A run of records:
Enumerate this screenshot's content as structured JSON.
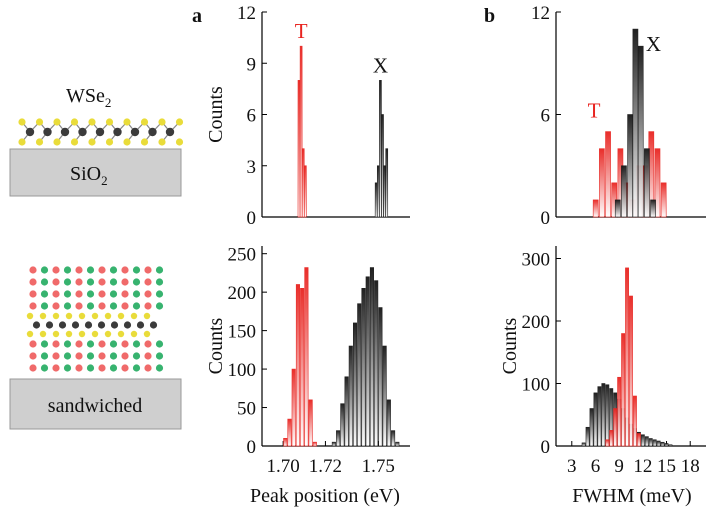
{
  "colors": {
    "trion": "#e8231f",
    "exciton": "#151515",
    "substrate": "#cfcfcf",
    "se": "#e9dc3a",
    "w": "#3b3b3b",
    "bn_red": "#f06a6a",
    "bn_green": "#37b36f"
  },
  "illustration": {
    "top_material": "WSe",
    "top_material_sub": "2",
    "top_substrate": "SiO",
    "top_substrate_sub": "2",
    "bottom_substrate": "sandwiched"
  },
  "panel_letters": {
    "a": "a",
    "b": "b"
  },
  "bottom_xlabels": {
    "a": "Peak position (eV)",
    "b": "FWHM (meV)"
  },
  "chart_data": [
    {
      "id": "a-top",
      "type": "bar",
      "panel": "a",
      "ylabel": "Counts",
      "ylim": [
        0,
        12
      ],
      "xlim": [
        1.69,
        1.76
      ],
      "yticks": [
        "0",
        "3",
        "6",
        "9",
        "12"
      ],
      "annotations": [
        {
          "text": "T",
          "series": "T"
        },
        {
          "text": "X",
          "series": "X"
        }
      ],
      "series": [
        {
          "name": "T",
          "x": [
            1.7075,
            1.7085,
            1.7095,
            1.7105
          ],
          "values": [
            8,
            10,
            4,
            3
          ]
        },
        {
          "name": "X",
          "x": [
            1.744,
            1.745,
            1.746,
            1.747,
            1.748,
            1.749
          ],
          "values": [
            2,
            3,
            8,
            6,
            3,
            4
          ]
        }
      ]
    },
    {
      "id": "a-bottom",
      "type": "bar",
      "panel": "a",
      "ylabel": "Counts",
      "ylim": [
        0,
        260
      ],
      "xlim": [
        1.69,
        1.76
      ],
      "xticks": [
        "1.70",
        "1.72",
        "1.75"
      ],
      "xtick_values": [
        1.7,
        1.72,
        1.745
      ],
      "yticks": [
        "0",
        "50",
        "100",
        "150",
        "200",
        "250"
      ],
      "series": [
        {
          "name": "T",
          "x": [
            1.701,
            1.703,
            1.705,
            1.707,
            1.709,
            1.711,
            1.713,
            1.715
          ],
          "values": [
            10,
            35,
            100,
            210,
            205,
            232,
            60,
            5
          ]
        },
        {
          "name": "X",
          "x": [
            1.724,
            1.726,
            1.728,
            1.73,
            1.732,
            1.734,
            1.736,
            1.738,
            1.74,
            1.742,
            1.744,
            1.746,
            1.748,
            1.75,
            1.752,
            1.754
          ],
          "values": [
            5,
            20,
            55,
            90,
            130,
            160,
            185,
            205,
            220,
            232,
            215,
            180,
            130,
            60,
            20,
            5
          ]
        }
      ]
    },
    {
      "id": "b-top",
      "type": "bar",
      "panel": "b",
      "ylabel": "",
      "ylim": [
        0,
        12
      ],
      "xlim": [
        1,
        18
      ],
      "yticks": [
        "0",
        "6",
        "12"
      ],
      "annotations": [
        {
          "text": "T",
          "series": "T"
        },
        {
          "text": "X",
          "series": "X"
        }
      ],
      "series": [
        {
          "name": "T",
          "x": [
            5.5,
            6.2,
            6.9,
            7.6,
            8.3,
            9.0,
            9.7,
            10.4,
            11.1,
            11.8,
            12.5,
            13.2
          ],
          "values": [
            1,
            4,
            5,
            2,
            4,
            2,
            1,
            3,
            3,
            5,
            4,
            2
          ]
        },
        {
          "name": "X",
          "x": [
            8.0,
            8.7,
            9.4,
            10.0,
            10.6,
            11.3,
            12.0
          ],
          "values": [
            1,
            3,
            6,
            11,
            10,
            4,
            1
          ]
        }
      ]
    },
    {
      "id": "b-bottom",
      "type": "bar",
      "panel": "b",
      "ylabel": "Counts",
      "ylim": [
        0,
        320
      ],
      "xlim": [
        1,
        20
      ],
      "xticks": [
        "3",
        "6",
        "9",
        "12",
        "15",
        "18"
      ],
      "xtick_values": [
        3,
        6,
        9,
        12,
        15,
        18
      ],
      "yticks": [
        "0",
        "100",
        "200",
        "300"
      ],
      "series": [
        {
          "name": "X",
          "x": [
            4.5,
            5.0,
            5.5,
            6.0,
            6.5,
            7.0,
            7.5,
            8.0,
            8.5,
            9.0,
            9.5,
            10.0,
            10.5,
            11.0,
            11.5,
            12.0,
            12.5,
            13.0,
            13.5,
            14.0,
            14.5,
            15.0,
            15.5
          ],
          "values": [
            5,
            30,
            60,
            85,
            95,
            100,
            98,
            92,
            85,
            75,
            60,
            45,
            35,
            28,
            22,
            18,
            15,
            12,
            10,
            8,
            6,
            4,
            2
          ]
        },
        {
          "name": "T",
          "x": [
            7.5,
            8.0,
            8.5,
            9.0,
            9.5,
            10.0,
            10.5,
            11.0,
            11.5
          ],
          "values": [
            10,
            25,
            60,
            110,
            180,
            285,
            240,
            80,
            20
          ]
        }
      ]
    }
  ]
}
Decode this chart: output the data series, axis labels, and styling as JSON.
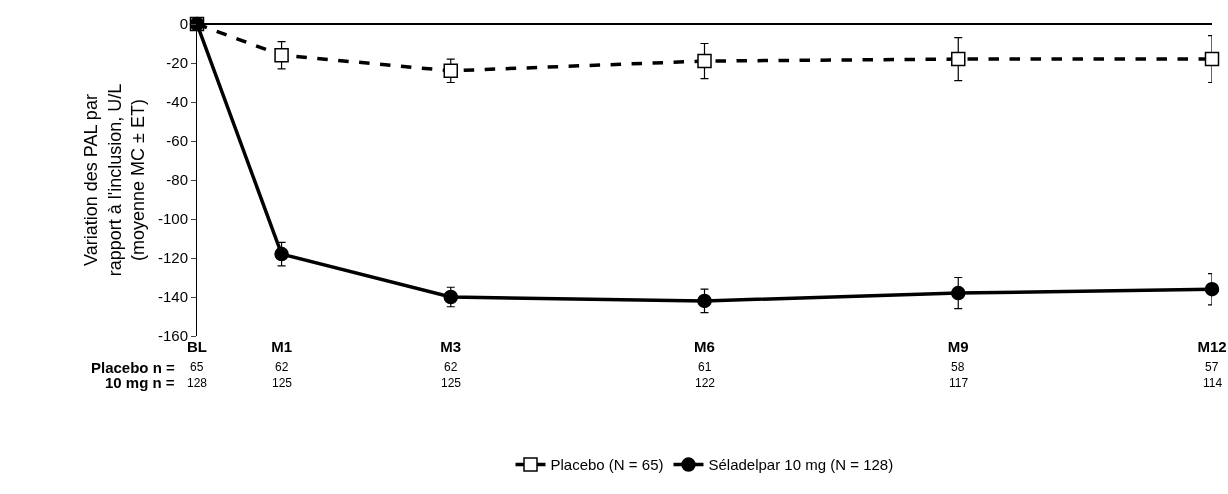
{
  "chart_data": {
    "type": "line",
    "ylabel": "Variation des PAL par rapport à l'inclusion, U/L (moyenne MC ± ET)",
    "categories": [
      "BL",
      "M1",
      null,
      "M3",
      null,
      null,
      "M6",
      null,
      null,
      "M9",
      null,
      null,
      "M12"
    ],
    "ylim": [
      -160,
      0
    ],
    "yticks": [
      -160,
      -140,
      -120,
      -100,
      -80,
      -60,
      -40,
      -20,
      0
    ],
    "series": [
      {
        "name": "Placebo (N = 65)",
        "color": "#000000",
        "marker": "square",
        "line_style": "dashed",
        "values": [
          0,
          -16,
          null,
          -24,
          null,
          null,
          -19,
          null,
          null,
          -18,
          null,
          null,
          -18
        ],
        "errors": [
          null,
          7,
          null,
          6,
          null,
          null,
          9,
          null,
          null,
          11,
          null,
          null,
          12
        ]
      },
      {
        "name": "Séladelpar 10 mg (N = 128)",
        "color": "#000000",
        "marker": "circle",
        "line_style": "solid",
        "values": [
          0,
          -118,
          null,
          -140,
          null,
          null,
          -142,
          null,
          null,
          -138,
          null,
          null,
          -136
        ],
        "errors": [
          null,
          6,
          null,
          5,
          null,
          null,
          6,
          null,
          null,
          8,
          null,
          null,
          8
        ]
      }
    ],
    "annotations": [
      "Placebo n =",
      "65",
      "62",
      "62",
      "61",
      "58",
      "57",
      "10 mg n =",
      "128",
      "125",
      "125",
      "122",
      "117",
      "114"
    ],
    "grid": false,
    "legend": "bottom"
  }
}
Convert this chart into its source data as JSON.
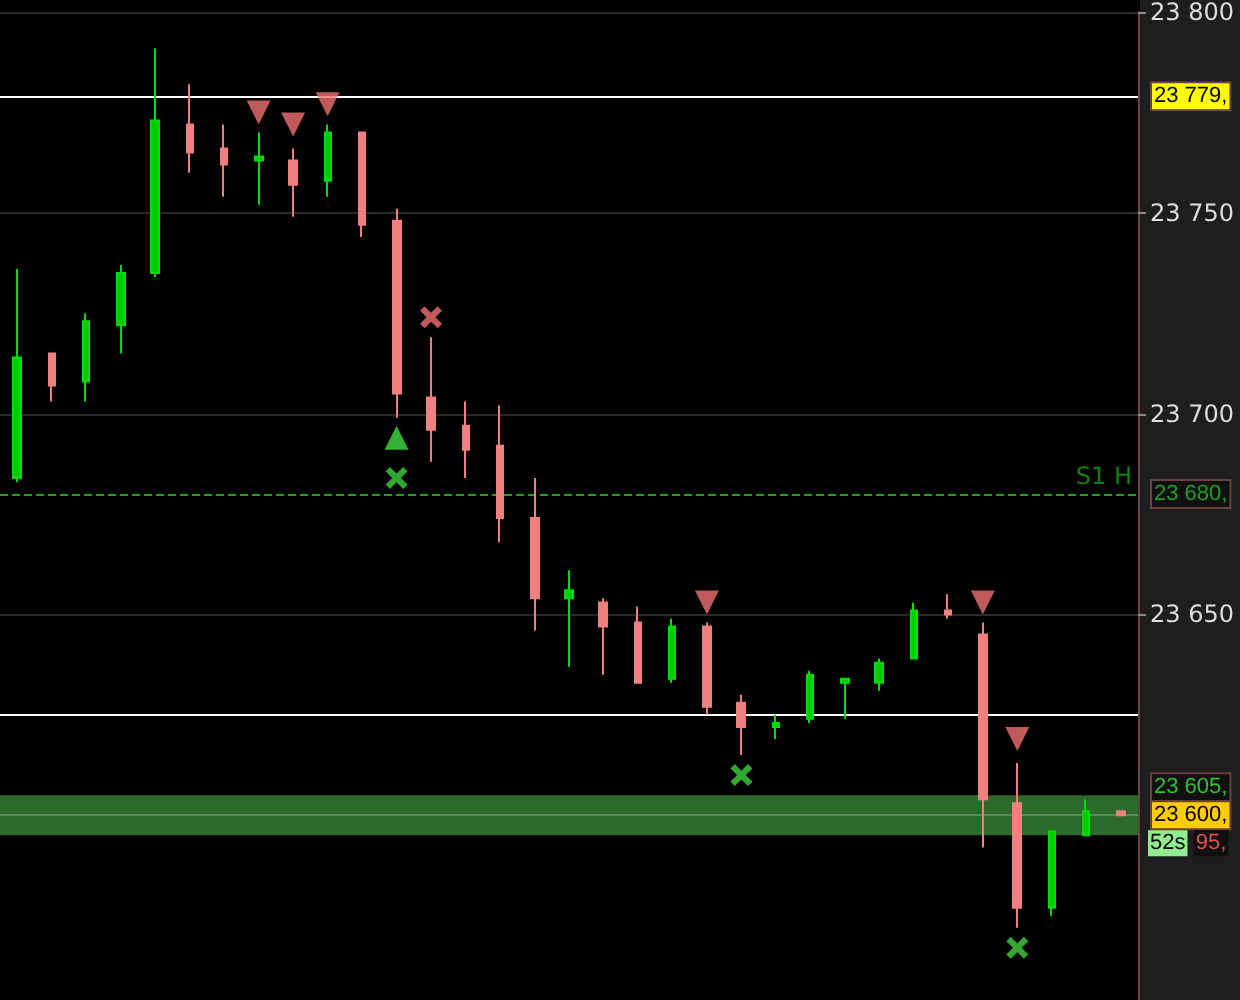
{
  "chart_data": {
    "type": "candlestick",
    "categories": [
      null,
      null,
      null,
      null,
      null,
      null,
      null,
      null,
      null,
      null,
      null,
      null,
      null,
      null,
      null,
      null,
      null,
      null,
      null,
      null,
      null,
      null,
      null,
      null,
      null,
      null,
      null,
      null,
      null,
      null,
      null,
      null,
      null
    ],
    "ohlc": [
      [
        23684,
        23736,
        23683,
        23714
      ],
      [
        23715,
        23715,
        23703,
        23707
      ],
      [
        23708,
        23725,
        23703,
        23723
      ],
      [
        23722,
        23737,
        23715,
        23735
      ],
      [
        23735,
        23791,
        23734,
        23773
      ],
      [
        23772,
        23782,
        23760,
        23765
      ],
      [
        23766,
        23772,
        23754,
        23762
      ],
      [
        23763,
        23770,
        23752,
        23764
      ],
      [
        23763,
        23766,
        23749,
        23757
      ],
      [
        23758,
        23772,
        23754,
        23770
      ],
      [
        23770,
        23770,
        23744,
        23747
      ],
      [
        23748,
        23751,
        23699,
        23705
      ],
      [
        23704,
        23719,
        23688,
        23696
      ],
      [
        23697,
        23703,
        23684,
        23691
      ],
      [
        23692,
        23702,
        23668,
        23674
      ],
      [
        23674,
        23684,
        23646,
        23654
      ],
      [
        23654,
        23661,
        23637,
        23656
      ],
      [
        23653,
        23654,
        23635,
        23647
      ],
      [
        23648,
        23652,
        23633,
        23633
      ],
      [
        23634,
        23649,
        23633,
        23647
      ],
      [
        23647,
        23648,
        23625,
        23627
      ],
      [
        23628,
        23630,
        23615,
        23622
      ],
      [
        23622,
        23625,
        23619,
        23623
      ],
      [
        23624,
        23636,
        23623,
        23635
      ],
      [
        23633,
        23634,
        23624,
        23634
      ],
      [
        23633,
        23639,
        23631,
        23638
      ],
      [
        23639,
        23653,
        23639,
        23651
      ],
      [
        23651,
        23655,
        23649,
        23650
      ],
      [
        23645,
        23648,
        23592,
        23604
      ],
      [
        23603,
        23613,
        23572,
        23577
      ],
      [
        23577,
        23596,
        23575,
        23596
      ],
      [
        23595,
        23604,
        23595,
        23601
      ],
      [
        23601,
        23601,
        23600,
        23600
      ]
    ],
    "series": [
      {
        "type": "scatter",
        "marker": "triangle",
        "color": "#f07070",
        "values": [
          null,
          null,
          null,
          null,
          null,
          null,
          null,
          23775,
          23772,
          23777,
          null,
          null,
          null,
          null,
          null,
          null,
          null,
          null,
          null,
          null,
          23653,
          null,
          null,
          null,
          null,
          null,
          null,
          null,
          23653,
          23619,
          null,
          null,
          null
        ]
      },
      {
        "type": "scatter",
        "marker": "triangle",
        "color": "#40e040",
        "values": [
          null,
          null,
          null,
          null,
          null,
          null,
          null,
          null,
          null,
          null,
          null,
          23694,
          null,
          null,
          null,
          null,
          null,
          null,
          null,
          null,
          null,
          null,
          null,
          null,
          null,
          null,
          null,
          null,
          null,
          null,
          null,
          null,
          null
        ]
      },
      {
        "type": "scatter",
        "marker": "cross",
        "color": "#f07070",
        "values": [
          null,
          null,
          null,
          null,
          null,
          null,
          null,
          null,
          null,
          null,
          null,
          null,
          23724,
          null,
          null,
          null,
          null,
          null,
          null,
          null,
          null,
          null,
          null,
          null,
          null,
          null,
          null,
          null,
          null,
          null,
          null,
          null,
          null
        ]
      },
      {
        "type": "scatter",
        "marker": "cross",
        "color": "#40d040",
        "values": [
          null,
          null,
          null,
          null,
          null,
          null,
          null,
          null,
          null,
          null,
          null,
          23684,
          null,
          null,
          null,
          null,
          null,
          null,
          null,
          null,
          null,
          23610,
          null,
          null,
          null,
          null,
          null,
          null,
          null,
          23567,
          null,
          null,
          null
        ]
      }
    ],
    "ylim": [
      23554,
      23800
    ],
    "yticks": [
      {
        "value": 23650,
        "label": "23 650"
      },
      {
        "value": 23700,
        "label": "23 700"
      },
      {
        "value": 23750,
        "label": "23 750"
      },
      {
        "value": 23800,
        "label": "23 800"
      }
    ],
    "grid": "y",
    "ref_lines": [
      {
        "axis": "y",
        "value": 23779,
        "label": "23 779,",
        "color": "#ffffff",
        "line_style": "solid"
      },
      {
        "axis": "y",
        "value": 23680,
        "label": "23 680,",
        "color": "#20a020",
        "line_style": "dashed"
      },
      {
        "axis": "y",
        "value": 23625,
        "label": null,
        "color": "#ffffff",
        "line_style": "solid"
      },
      {
        "axis": "y",
        "value": 23600,
        "label": "23 600,",
        "color": "#5a8a5a",
        "line_style": "solid"
      }
    ],
    "bands": [
      {
        "axis": "y",
        "from": 23595,
        "to": 23605,
        "label": "23 605,",
        "color": "#2a6a2a"
      }
    ],
    "annotations": [
      "S1 H",
      "52s",
      "95,"
    ]
  }
}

Given problem: How many of the listing's lines contain "dashed"? Respond with a single number and nothing else.

Correct response: 2